Please quote the forum thread about carrying fishing rods word for word, everything from "I travel about" down to "up like this?".

Excerpted passage:
_ _ _ _ _
I made this rod holder that fits in my front reciever. I made another reciever hitch on my yak rak in the back. I transport my rods in the front, then move the rod rack to the back for fishing.

Rod holder in the front reciever.








Rod holder in the kayak rack.









Keeping the rods up high helps to keep your line up and over the sandbars and weed. This system also keeps the rods "in" my truck to help deter theft, and keep the rods from going into the big pond on a good run while sleeping.

PT


----------



## johnnyjack (Oct 4, 2004)

Not mine, but found this somewhere


----------



## shadslinger (Aug 21, 2005)

I travel about 125 miles to the beach and I carried my rods and reels in the bed of the truck once or twice and I paid for it with tackle damage. So i break it down to the reels and bare rods and carry the reels in a soft side inside. I need a tube to carry my bundle rods safely in the bed, about 8 rods. I was thinking about large dia. pvc with a cap on one end and threaded cap on the other. does anyone use a set up like this?


----------



## Stretch (May 22, 2004)

Shadslinger
I use to carry my rods in a 4" pvc tube with cap on one end and threaded fitting on the other, still have these if I need to travel long distant. Would strap top top of jeep and take off. i also made one out of 2" for bait rods.


----------
_ _ _ _ _
Data excerpt:
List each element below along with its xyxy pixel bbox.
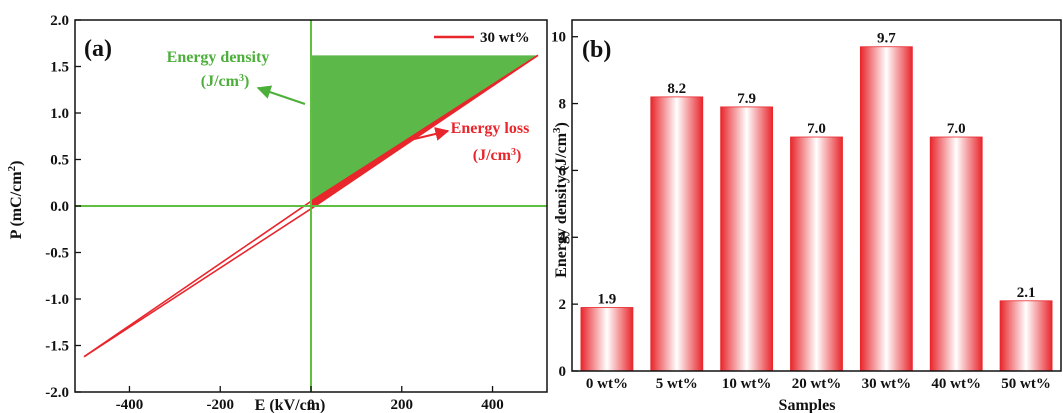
_ _ _ _ _
Solution to the problem:
I travel about 125 miles to the beach and I carried my rods and reels in the bed of the truck once or twice and I paid for it with tackle damage. So i break it down to the reels and bare rods and carry the reels in a soft side inside. I need a tube to carry my bundle rods safely in the bed, about 8 rods. I was thinking about large dia. pvc with a cap on one end and threaded cap on the other. does anyone use a set up like this?